Task objective: Output the data below in full, byte for byte. Nothing may differ.

☆ ☆ ☆ ☆ ☆ ☆ ☆

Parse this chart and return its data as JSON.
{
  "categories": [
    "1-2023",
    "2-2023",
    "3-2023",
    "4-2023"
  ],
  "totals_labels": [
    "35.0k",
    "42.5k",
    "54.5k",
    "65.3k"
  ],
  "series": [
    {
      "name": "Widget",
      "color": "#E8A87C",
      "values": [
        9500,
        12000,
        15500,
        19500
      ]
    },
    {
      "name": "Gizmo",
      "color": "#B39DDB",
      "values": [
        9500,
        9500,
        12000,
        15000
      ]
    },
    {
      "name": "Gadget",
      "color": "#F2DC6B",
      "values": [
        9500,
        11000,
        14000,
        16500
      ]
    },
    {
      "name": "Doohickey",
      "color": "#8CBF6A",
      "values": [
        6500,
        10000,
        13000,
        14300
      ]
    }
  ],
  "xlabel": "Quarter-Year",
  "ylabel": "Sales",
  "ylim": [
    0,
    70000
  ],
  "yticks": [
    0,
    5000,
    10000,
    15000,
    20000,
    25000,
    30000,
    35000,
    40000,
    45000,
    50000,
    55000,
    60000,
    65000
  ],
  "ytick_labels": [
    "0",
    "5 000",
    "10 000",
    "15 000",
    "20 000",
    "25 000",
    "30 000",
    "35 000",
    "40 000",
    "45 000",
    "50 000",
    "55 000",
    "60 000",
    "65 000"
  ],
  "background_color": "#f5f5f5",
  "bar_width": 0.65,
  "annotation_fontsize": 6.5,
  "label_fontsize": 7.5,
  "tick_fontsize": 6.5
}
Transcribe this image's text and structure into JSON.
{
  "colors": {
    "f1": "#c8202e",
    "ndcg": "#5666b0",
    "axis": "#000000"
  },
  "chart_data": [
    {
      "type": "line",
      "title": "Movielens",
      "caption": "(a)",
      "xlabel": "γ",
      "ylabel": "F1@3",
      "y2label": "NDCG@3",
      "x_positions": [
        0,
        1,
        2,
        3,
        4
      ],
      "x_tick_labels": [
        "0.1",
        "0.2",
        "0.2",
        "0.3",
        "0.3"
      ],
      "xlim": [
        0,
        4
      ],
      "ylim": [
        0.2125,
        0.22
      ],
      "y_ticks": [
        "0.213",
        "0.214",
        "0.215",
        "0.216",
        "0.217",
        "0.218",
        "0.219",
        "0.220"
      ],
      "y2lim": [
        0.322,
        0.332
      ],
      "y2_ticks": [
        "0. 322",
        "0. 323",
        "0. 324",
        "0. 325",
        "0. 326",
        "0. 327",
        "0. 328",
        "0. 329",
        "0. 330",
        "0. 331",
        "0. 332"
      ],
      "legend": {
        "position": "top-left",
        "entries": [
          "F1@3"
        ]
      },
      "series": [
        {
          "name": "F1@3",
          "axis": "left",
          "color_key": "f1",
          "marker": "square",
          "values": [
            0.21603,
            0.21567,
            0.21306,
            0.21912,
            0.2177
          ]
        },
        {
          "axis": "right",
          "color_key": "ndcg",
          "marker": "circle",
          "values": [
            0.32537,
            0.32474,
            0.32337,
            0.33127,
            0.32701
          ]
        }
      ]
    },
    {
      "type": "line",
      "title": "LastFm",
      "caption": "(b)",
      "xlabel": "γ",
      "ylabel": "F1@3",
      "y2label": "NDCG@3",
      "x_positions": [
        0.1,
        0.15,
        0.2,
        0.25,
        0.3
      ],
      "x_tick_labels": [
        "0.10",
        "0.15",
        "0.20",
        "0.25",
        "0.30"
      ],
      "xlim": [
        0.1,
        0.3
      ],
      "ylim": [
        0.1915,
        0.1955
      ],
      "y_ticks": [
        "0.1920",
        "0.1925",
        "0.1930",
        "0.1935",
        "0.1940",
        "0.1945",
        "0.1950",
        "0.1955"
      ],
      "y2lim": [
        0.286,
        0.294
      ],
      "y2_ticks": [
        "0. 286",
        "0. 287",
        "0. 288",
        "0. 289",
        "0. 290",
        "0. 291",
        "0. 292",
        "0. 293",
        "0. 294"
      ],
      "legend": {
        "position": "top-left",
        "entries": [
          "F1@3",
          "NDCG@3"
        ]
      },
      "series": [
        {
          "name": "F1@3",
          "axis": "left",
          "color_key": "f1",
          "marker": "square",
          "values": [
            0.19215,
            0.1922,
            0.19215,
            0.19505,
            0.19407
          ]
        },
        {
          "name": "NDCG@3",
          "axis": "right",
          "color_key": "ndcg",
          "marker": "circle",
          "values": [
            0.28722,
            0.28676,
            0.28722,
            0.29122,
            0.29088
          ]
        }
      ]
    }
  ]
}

☆ ☆ ☆ ☆ ☆ ☆ ☆

Task solution:
Parse this chart and return its data as JSON.
{
  "categories": [
    "1-2023",
    "2-2023",
    "3-2023",
    "4-2023"
  ],
  "totals_labels": [
    "35.0k",
    "42.5k",
    "54.5k",
    "65.3k"
  ],
  "series": [
    {
      "name": "Widget",
      "color": "#E8A87C",
      "values": [
        9500,
        12000,
        15500,
        19500
      ]
    },
    {
      "name": "Gizmo",
      "color": "#B39DDB",
      "values": [
        9500,
        9500,
        12000,
        15000
      ]
    },
    {
      "name": "Gadget",
      "color": "#F2DC6B",
      "values": [
        9500,
        11000,
        14000,
        16500
      ]
    },
    {
      "name": "Doohickey",
      "color": "#8CBF6A",
      "values": [
        6500,
        10000,
        13000,
        14300
      ]
    }
  ],
  "xlabel": "Quarter-Year",
  "ylabel": "Sales",
  "ylim": [
    0,
    70000
  ],
  "yticks": [
    0,
    5000,
    10000,
    15000,
    20000,
    25000,
    30000,
    35000,
    40000,
    45000,
    50000,
    55000,
    60000,
    65000
  ],
  "ytick_labels": [
    "0",
    "5 000",
    "10 000",
    "15 000",
    "20 000",
    "25 000",
    "30 000",
    "35 000",
    "40 000",
    "45 000",
    "50 000",
    "55 000",
    "60 000",
    "65 000"
  ],
  "background_color": "#f5f5f5",
  "bar_width": 0.65,
  "annotation_fontsize": 6.5,
  "label_fontsize": 7.5,
  "tick_fontsize": 6.5
}
Transcribe this image's text and structure into JSON.
{
  "colors": {
    "f1": "#c8202e",
    "ndcg": "#5666b0",
    "axis": "#000000"
  },
  "chart_data": [
    {
      "type": "line",
      "title": "Movielens",
      "caption": "(a)",
      "xlabel": "γ",
      "ylabel": "F1@3",
      "y2label": "NDCG@3",
      "x_positions": [
        0,
        1,
        2,
        3,
        4
      ],
      "x_tick_labels": [
        "0.1",
        "0.2",
        "0.2",
        "0.3",
        "0.3"
      ],
      "xlim": [
        0,
        4
      ],
      "ylim": [
        0.2125,
        0.22
      ],
      "y_ticks": [
        "0.213",
        "0.214",
        "0.215",
        "0.216",
        "0.217",
        "0.218",
        "0.219",
        "0.220"
      ],
      "y2lim": [
        0.322,
        0.332
      ],
      "y2_ticks": [
        "0. 322",
        "0. 323",
        "0. 324",
        "0. 325",
        "0. 326",
        "0. 327",
        "0. 328",
        "0. 329",
        "0. 330",
        "0. 331",
        "0. 332"
      ],
      "legend": {
        "position": "top-left",
        "entries": [
          "F1@3"
        ]
      },
      "series": [
        {
          "name": "F1@3",
          "axis": "left",
          "color_key": "f1",
          "marker": "square",
          "values": [
            0.21603,
            0.21567,
            0.21306,
            0.21912,
            0.2177
          ]
        },
        {
          "axis": "right",
          "color_key": "ndcg",
          "marker": "circle",
          "values": [
            0.32537,
            0.32474,
            0.32337,
            0.33127,
            0.32701
          ]
        }
      ]
    },
    {
      "type": "line",
      "title": "LastFm",
      "caption": "(b)",
      "xlabel": "γ",
      "ylabel": "F1@3",
      "y2label": "NDCG@3",
      "x_positions": [
        0.1,
        0.15,
        0.2,
        0.25,
        0.3
      ],
      "x_tick_labels": [
        "0.10",
        "0.15",
        "0.20",
        "0.25",
        "0.30"
      ],
      "xlim": [
        0.1,
        0.3
      ],
      "ylim": [
        0.1915,
        0.1955
      ],
      "y_ticks": [
        "0.1920",
        "0.1925",
        "0.1930",
        "0.1935",
        "0.1940",
        "0.1945",
        "0.1950",
        "0.1955"
      ],
      "y2lim": [
        0.286,
        0.294
      ],
      "y2_ticks": [
        "0. 286",
        "0. 287",
        "0. 288",
        "0. 289",
        "0. 290",
        "0. 291",
        "0. 292",
        "0. 293",
        "0. 294"
      ],
      "legend": {
        "position": "top-left",
        "entries": [
          "F1@3",
          "NDCG@3"
        ]
      },
      "series": [
        {
          "name": "F1@3",
          "axis": "left",
          "color_key": "f1",
          "marker": "square",
          "values": [
            0.19215,
            0.1922,
            0.19215,
            0.19505,
            0.19407
          ]
        },
        {
          "name": "NDCG@3",
          "axis": "right",
          "color_key": "ndcg",
          "marker": "circle",
          "values": [
            0.28722,
            0.28676,
            0.28722,
            0.29122,
            0.29088
          ]
        }
      ]
    }
  ]
}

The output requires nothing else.